Exercise details: Copy the records word for word, starting at the first line and ending with the line that contains "lat-label-0: 80N bbox=[32, 93, 56, 108]".

[BEGIN Material shown]

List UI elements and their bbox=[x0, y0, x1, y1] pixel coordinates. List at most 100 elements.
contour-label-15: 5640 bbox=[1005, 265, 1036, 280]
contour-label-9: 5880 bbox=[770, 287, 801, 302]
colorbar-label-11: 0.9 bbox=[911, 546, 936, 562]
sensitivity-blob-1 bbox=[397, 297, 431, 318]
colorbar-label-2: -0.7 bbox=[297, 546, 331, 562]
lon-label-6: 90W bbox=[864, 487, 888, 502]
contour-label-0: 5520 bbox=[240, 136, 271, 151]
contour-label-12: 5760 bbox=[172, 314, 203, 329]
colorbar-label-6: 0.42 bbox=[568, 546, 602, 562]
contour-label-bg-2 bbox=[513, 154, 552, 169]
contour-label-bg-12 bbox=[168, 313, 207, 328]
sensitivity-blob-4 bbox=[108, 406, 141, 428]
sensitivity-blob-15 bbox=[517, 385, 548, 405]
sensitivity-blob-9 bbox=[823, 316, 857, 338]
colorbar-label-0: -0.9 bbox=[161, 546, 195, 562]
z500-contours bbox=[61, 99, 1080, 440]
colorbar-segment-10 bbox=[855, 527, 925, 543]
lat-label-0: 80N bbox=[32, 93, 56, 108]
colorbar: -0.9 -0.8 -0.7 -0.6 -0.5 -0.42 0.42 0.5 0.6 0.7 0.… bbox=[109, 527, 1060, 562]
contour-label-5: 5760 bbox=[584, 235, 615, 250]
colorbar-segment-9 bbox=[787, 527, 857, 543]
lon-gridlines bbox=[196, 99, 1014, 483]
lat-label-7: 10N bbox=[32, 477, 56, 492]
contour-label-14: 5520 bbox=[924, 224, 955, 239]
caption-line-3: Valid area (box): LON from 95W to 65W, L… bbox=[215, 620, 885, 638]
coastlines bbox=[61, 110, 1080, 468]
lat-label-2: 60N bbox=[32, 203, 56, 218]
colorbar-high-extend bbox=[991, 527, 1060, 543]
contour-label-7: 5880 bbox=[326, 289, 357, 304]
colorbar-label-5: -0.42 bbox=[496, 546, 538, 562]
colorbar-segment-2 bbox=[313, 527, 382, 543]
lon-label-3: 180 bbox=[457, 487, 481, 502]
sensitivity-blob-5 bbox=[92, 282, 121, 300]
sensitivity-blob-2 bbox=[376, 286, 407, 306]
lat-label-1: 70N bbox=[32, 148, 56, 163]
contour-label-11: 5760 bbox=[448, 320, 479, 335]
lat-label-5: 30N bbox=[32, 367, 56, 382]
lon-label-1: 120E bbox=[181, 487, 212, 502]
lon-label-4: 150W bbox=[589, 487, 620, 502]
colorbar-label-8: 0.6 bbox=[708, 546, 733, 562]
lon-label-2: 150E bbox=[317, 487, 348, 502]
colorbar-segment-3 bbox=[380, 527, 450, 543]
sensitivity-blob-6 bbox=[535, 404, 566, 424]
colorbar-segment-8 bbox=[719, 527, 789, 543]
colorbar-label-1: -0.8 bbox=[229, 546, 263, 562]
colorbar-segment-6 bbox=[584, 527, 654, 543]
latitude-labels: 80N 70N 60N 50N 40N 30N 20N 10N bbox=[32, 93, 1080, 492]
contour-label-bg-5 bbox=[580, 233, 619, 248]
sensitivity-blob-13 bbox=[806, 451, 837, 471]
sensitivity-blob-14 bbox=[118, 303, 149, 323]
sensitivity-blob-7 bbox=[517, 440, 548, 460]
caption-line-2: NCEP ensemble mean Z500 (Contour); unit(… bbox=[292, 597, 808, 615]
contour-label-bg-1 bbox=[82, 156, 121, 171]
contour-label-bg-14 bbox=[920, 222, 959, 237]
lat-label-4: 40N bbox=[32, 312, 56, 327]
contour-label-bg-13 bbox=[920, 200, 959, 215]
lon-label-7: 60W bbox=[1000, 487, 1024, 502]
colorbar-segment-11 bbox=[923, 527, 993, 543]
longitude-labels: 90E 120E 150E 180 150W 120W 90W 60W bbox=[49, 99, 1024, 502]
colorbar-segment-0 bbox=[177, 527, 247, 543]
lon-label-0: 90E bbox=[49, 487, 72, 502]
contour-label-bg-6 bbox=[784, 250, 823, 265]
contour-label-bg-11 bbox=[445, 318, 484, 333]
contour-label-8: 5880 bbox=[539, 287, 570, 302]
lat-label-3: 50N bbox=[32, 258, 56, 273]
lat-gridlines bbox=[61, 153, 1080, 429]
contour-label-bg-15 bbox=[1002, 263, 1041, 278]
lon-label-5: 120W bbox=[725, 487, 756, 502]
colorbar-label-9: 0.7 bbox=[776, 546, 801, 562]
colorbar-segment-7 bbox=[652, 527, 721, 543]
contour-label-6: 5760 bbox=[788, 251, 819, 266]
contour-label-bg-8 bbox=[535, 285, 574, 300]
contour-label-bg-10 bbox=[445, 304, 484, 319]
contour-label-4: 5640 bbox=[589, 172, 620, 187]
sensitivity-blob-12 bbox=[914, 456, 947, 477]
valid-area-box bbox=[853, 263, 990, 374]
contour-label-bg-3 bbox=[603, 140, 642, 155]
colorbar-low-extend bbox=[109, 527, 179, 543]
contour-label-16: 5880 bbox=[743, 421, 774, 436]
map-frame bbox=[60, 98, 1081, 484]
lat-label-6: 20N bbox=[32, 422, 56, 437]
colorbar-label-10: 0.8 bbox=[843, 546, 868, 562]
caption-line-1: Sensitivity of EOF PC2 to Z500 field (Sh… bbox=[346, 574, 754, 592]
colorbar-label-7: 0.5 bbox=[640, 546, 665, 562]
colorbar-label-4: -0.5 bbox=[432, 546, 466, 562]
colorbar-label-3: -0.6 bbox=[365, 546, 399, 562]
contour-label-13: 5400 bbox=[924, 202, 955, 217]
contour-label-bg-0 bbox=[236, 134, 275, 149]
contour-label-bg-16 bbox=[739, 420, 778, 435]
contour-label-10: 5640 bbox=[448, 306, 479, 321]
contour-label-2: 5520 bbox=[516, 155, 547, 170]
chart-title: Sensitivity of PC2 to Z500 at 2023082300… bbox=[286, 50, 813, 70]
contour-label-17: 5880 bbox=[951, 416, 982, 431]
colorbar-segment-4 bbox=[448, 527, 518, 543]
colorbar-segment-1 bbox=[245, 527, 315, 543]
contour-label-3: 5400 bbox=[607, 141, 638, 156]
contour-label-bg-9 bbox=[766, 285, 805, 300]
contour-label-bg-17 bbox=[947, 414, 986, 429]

[END Material shown]

Result below:
List UI elements and their bbox=[x0, y0, x1, y1] pixel coordinates. List at most 100 elements.
contour-label-15: 5640 bbox=[1005, 265, 1036, 280]
contour-label-9: 5880 bbox=[770, 287, 801, 302]
colorbar-label-11: 0.9 bbox=[911, 546, 936, 562]
sensitivity-blob-1 bbox=[397, 297, 431, 318]
colorbar-label-2: -0.7 bbox=[297, 546, 331, 562]
lon-label-6: 90W bbox=[864, 487, 888, 502]
contour-label-0: 5520 bbox=[240, 136, 271, 151]
contour-label-12: 5760 bbox=[172, 314, 203, 329]
colorbar-label-6: 0.42 bbox=[568, 546, 602, 562]
contour-label-bg-2 bbox=[513, 154, 552, 169]
contour-label-bg-12 bbox=[168, 313, 207, 328]
sensitivity-blob-4 bbox=[108, 406, 141, 428]
sensitivity-blob-15 bbox=[517, 385, 548, 405]
sensitivity-blob-9 bbox=[823, 316, 857, 338]
colorbar-label-0: -0.9 bbox=[161, 546, 195, 562]
z500-contours bbox=[61, 99, 1080, 440]
colorbar-segment-10 bbox=[855, 527, 925, 543]
lat-label-0: 80N bbox=[32, 93, 56, 108]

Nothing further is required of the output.